** begin DATA FOR THE TASK **

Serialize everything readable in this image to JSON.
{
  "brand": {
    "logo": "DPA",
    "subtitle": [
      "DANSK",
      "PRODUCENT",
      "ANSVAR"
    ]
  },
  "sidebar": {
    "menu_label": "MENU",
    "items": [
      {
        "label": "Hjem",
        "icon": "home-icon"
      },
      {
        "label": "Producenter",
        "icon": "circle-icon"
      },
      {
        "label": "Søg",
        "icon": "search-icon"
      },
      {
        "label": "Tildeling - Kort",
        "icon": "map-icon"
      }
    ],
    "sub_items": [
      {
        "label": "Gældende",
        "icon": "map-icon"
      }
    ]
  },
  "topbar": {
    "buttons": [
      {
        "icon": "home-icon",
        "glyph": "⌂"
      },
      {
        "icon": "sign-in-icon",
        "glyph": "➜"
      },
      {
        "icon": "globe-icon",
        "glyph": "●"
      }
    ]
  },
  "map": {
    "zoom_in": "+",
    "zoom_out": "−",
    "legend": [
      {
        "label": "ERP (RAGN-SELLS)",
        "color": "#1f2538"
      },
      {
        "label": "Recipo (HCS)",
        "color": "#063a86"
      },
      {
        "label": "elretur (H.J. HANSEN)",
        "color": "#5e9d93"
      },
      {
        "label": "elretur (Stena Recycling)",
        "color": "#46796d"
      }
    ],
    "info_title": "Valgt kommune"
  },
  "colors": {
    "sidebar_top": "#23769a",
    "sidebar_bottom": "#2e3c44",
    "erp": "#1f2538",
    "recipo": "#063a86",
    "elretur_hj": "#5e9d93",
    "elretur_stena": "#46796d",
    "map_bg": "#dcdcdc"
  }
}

** end DATA FOR THE TASK **

CHALLENGE. Return each entry from above without altering a single character.

FULL ANSWER.
Serialize everything readable in this image to JSON.
{
  "brand": {
    "logo": "DPA",
    "subtitle": [
      "DANSK",
      "PRODUCENT",
      "ANSVAR"
    ]
  },
  "sidebar": {
    "menu_label": "MENU",
    "items": [
      {
        "label": "Hjem",
        "icon": "home-icon"
      },
      {
        "label": "Producenter",
        "icon": "circle-icon"
      },
      {
        "label": "Søg",
        "icon": "search-icon"
      },
      {
        "label": "Tildeling - Kort",
        "icon": "map-icon"
      }
    ],
    "sub_items": [
      {
        "label": "Gældende",
        "icon": "map-icon"
      }
    ]
  },
  "topbar": {
    "buttons": [
      {
        "icon": "home-icon",
        "glyph": "⌂"
      },
      {
        "icon": "sign-in-icon",
        "glyph": "➜"
      },
      {
        "icon": "globe-icon",
        "glyph": "●"
      }
    ]
  },
  "map": {
    "zoom_in": "+",
    "zoom_out": "−",
    "legend": [
      {
        "label": "ERP (RAGN-SELLS)",
        "color": "#1f2538"
      },
      {
        "label": "Recipo (HCS)",
        "color": "#063a86"
      },
      {
        "label": "elretur (H.J. HANSEN)",
        "color": "#5e9d93"
      },
      {
        "label": "elretur (Stena Recycling)",
        "color": "#46796d"
      }
    ],
    "info_title": "Valgt kommune"
  },
  "colors": {
    "sidebar_top": "#23769a",
    "sidebar_bottom": "#2e3c44",
    "erp": "#1f2538",
    "recipo": "#063a86",
    "elretur_hj": "#5e9d93",
    "elretur_stena": "#46796d",
    "map_bg": "#dcdcdc"
  }
}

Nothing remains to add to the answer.